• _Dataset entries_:
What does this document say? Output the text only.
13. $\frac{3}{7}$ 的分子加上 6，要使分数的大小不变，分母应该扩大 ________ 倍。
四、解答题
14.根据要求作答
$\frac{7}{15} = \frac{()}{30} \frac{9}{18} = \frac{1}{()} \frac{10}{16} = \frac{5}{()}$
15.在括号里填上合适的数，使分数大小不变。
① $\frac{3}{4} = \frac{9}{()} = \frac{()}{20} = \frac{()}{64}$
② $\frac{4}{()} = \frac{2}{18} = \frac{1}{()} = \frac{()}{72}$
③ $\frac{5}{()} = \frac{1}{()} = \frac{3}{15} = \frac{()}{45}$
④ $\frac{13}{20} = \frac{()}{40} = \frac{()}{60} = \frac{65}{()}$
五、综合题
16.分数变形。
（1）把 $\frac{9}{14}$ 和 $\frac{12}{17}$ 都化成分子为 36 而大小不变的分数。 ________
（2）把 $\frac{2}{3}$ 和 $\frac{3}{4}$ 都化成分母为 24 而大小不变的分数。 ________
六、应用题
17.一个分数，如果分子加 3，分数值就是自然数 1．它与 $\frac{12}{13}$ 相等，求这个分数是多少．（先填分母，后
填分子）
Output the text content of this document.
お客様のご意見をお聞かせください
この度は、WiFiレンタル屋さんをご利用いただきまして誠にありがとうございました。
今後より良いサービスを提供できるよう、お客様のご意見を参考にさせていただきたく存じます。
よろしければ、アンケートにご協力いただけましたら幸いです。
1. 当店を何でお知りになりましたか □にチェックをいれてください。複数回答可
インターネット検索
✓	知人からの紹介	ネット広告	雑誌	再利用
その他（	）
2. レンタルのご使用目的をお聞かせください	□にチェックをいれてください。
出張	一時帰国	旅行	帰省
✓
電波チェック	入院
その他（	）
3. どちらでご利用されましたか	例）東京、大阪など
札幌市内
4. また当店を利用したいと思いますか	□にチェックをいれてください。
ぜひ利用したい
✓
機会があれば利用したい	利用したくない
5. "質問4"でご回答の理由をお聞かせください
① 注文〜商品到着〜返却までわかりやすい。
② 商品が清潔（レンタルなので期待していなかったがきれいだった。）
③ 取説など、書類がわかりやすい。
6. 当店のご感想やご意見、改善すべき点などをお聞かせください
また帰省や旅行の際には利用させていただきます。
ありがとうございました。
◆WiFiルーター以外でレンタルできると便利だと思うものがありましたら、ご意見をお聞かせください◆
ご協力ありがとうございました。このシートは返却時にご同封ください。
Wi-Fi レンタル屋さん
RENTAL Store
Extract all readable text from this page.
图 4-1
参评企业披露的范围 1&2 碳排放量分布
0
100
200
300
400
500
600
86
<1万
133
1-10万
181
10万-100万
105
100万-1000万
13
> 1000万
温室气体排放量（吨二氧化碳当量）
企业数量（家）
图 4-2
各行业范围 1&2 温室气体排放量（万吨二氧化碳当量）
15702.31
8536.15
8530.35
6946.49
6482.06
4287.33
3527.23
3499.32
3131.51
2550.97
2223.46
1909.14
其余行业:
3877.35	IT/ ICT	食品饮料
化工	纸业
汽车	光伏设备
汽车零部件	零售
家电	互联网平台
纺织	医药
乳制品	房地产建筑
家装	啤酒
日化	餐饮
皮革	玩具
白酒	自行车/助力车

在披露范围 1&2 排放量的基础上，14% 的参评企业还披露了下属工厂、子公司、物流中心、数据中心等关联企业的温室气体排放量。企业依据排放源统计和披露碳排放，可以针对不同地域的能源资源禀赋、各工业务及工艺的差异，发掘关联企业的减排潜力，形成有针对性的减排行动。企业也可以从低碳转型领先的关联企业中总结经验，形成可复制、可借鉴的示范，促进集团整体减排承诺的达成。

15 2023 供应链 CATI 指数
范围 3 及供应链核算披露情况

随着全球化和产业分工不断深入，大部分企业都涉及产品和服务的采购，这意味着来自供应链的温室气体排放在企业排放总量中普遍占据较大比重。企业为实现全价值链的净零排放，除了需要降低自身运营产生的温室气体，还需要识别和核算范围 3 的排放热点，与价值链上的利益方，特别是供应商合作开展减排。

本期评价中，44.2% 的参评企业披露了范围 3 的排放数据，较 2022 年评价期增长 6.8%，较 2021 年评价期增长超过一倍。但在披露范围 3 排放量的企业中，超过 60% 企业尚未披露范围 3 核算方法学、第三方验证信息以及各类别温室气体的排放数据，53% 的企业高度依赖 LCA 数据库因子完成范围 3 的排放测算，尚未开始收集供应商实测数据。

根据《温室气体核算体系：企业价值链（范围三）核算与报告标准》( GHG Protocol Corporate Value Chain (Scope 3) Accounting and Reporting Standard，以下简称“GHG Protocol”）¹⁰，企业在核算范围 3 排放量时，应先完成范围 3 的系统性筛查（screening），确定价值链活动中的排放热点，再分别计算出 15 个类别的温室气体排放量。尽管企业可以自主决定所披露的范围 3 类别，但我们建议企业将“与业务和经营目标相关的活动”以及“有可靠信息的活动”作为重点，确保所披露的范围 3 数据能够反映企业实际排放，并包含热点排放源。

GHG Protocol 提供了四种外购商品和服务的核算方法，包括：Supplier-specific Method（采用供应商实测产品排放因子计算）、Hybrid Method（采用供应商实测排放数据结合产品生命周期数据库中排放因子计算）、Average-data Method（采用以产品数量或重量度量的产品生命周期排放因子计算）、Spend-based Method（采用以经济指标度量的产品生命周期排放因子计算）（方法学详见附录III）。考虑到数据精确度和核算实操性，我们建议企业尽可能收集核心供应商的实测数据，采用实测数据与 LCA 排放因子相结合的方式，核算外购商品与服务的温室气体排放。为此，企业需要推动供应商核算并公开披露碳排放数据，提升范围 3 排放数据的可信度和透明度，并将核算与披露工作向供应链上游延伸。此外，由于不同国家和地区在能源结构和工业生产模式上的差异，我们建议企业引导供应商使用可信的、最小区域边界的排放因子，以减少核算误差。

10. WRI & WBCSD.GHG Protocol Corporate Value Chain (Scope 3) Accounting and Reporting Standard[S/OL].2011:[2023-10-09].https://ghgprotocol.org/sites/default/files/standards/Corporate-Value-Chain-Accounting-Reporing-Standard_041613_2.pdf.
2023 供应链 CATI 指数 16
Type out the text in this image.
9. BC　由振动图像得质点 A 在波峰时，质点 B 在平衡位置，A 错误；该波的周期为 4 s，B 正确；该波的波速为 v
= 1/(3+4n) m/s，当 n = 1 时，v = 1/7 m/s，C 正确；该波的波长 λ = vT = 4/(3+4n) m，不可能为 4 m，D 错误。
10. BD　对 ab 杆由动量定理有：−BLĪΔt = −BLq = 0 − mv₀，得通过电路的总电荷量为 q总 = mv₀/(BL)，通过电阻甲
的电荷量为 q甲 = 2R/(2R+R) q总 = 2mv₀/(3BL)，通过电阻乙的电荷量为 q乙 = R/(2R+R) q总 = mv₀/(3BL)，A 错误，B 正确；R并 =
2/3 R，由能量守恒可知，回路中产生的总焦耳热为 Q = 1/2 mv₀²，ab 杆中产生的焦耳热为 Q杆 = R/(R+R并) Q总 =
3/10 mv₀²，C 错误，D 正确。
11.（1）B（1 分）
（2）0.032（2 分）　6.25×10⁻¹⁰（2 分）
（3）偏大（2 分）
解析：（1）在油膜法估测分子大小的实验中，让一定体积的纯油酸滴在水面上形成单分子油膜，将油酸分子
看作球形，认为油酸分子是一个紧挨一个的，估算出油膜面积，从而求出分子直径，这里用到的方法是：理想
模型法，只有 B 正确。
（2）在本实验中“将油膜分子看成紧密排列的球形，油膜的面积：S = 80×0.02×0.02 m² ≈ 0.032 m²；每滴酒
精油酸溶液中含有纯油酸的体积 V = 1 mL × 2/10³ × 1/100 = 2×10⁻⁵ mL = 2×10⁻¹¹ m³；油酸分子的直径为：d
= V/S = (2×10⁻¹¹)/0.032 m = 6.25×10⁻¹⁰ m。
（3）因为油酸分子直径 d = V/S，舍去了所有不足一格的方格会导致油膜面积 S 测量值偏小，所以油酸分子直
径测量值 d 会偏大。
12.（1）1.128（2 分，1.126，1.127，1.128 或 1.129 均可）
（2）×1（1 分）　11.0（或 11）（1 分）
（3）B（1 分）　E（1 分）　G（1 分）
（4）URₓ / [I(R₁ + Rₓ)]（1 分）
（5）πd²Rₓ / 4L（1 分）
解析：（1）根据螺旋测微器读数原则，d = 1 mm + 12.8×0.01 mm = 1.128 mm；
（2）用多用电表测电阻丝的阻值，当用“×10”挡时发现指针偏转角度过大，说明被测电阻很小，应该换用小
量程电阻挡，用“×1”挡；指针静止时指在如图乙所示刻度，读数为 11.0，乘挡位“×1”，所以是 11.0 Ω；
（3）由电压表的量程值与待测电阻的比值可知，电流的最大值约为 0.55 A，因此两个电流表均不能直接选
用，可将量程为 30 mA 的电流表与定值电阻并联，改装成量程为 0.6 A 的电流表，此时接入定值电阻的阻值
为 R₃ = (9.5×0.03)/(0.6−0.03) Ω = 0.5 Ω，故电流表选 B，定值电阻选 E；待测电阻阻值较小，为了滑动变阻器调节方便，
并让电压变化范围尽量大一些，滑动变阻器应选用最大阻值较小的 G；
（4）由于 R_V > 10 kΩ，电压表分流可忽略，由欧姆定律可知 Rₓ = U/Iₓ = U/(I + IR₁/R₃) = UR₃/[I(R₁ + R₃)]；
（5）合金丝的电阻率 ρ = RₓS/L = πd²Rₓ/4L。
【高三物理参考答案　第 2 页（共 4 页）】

• _GIVEN TASK_: Reproduce nothing but the lines from the line containing "Type out the text in this image." to the last line of the data, each exactly as written.

• _EXERCISE ANSWER_:
Type out the text in this image.
9. BC　由振动图像得质点 A 在波峰时，质点 B 在平衡位置，A 错误；该波的周期为 4 s，B 正确；该波的波速为 v
= 1/(3+4n) m/s，当 n = 1 时，v = 1/7 m/s，C 正确；该波的波长 λ = vT = 4/(3+4n) m，不可能为 4 m，D 错误。
10. BD　对 ab 杆由动量定理有：−BLĪΔt = −BLq = 0 − mv₀，得通过电路的总电荷量为 q总 = mv₀/(BL)，通过电阻甲
的电荷量为 q甲 = 2R/(2R+R) q总 = 2mv₀/(3BL)，通过电阻乙的电荷量为 q乙 = R/(2R+R) q总 = mv₀/(3BL)，A 错误，B 正确；R并 =
2/3 R，由能量守恒可知，回路中产生的总焦耳热为 Q = 1/2 mv₀²，ab 杆中产生的焦耳热为 Q杆 = R/(R+R并) Q总 =
3/10 mv₀²，C 错误，D 正确。
11.（1）B（1 分）
（2）0.032（2 分）　6.25×10⁻¹⁰（2 分）
（3）偏大（2 分）
解析：（1）在油膜法估测分子大小的实验中，让一定体积的纯油酸滴在水面上形成单分子油膜，将油酸分子
看作球形，认为油酸分子是一个紧挨一个的，估算出油膜面积，从而求出分子直径，这里用到的方法是：理想
模型法，只有 B 正确。
（2）在本实验中“将油膜分子看成紧密排列的球形，油膜的面积：S = 80×0.02×0.02 m² ≈ 0.032 m²；每滴酒
精油酸溶液中含有纯油酸的体积 V = 1 mL × 2/10³ × 1/100 = 2×10⁻⁵ mL = 2×10⁻¹¹ m³；油酸分子的直径为：d
= V/S = (2×10⁻¹¹)/0.032 m = 6.25×10⁻¹⁰ m。
（3）因为油酸分子直径 d = V/S，舍去了所有不足一格的方格会导致油膜面积 S 测量值偏小，所以油酸分子直
径测量值 d 会偏大。
12.（1）1.128（2 分，1.126，1.127，1.128 或 1.129 均可）
（2）×1（1 分）　11.0（或 11）（1 分）
（3）B（1 分）　E（1 分）　G（1 分）
（4）URₓ / [I(R₁ + Rₓ)]（1 分）
（5）πd²Rₓ / 4L（1 分）
解析：（1）根据螺旋测微器读数原则，d = 1 mm + 12.8×0.01 mm = 1.128 mm；
（2）用多用电表测电阻丝的阻值，当用“×10”挡时发现指针偏转角度过大，说明被测电阻很小，应该换用小
量程电阻挡，用“×1”挡；指针静止时指在如图乙所示刻度，读数为 11.0，乘挡位“×1”，所以是 11.0 Ω；
（3）由电压表的量程值与待测电阻的比值可知，电流的最大值约为 0.55 A，因此两个电流表均不能直接选
用，可将量程为 30 mA 的电流表与定值电阻并联，改装成量程为 0.6 A 的电流表，此时接入定值电阻的阻值
为 R₃ = (9.5×0.03)/(0.6−0.03) Ω = 0.5 Ω，故电流表选 B，定值电阻选 E；待测电阻阻值较小，为了滑动变阻器调节方便，
并让电压变化范围尽量大一些，滑动变阻器应选用最大阻值较小的 G；
（4）由于 R_V > 10 kΩ，电压表分流可忽略，由欧姆定律可知 Rₓ = U/Iₓ = U/(I + IR₁/R₃) = UR₃/[I(R₁ + R₃)]；
（5）合金丝的电阻率 ρ = RₓS/L = πd²Rₓ/4L。
【高三物理参考答案　第 2 页（共 4 页）】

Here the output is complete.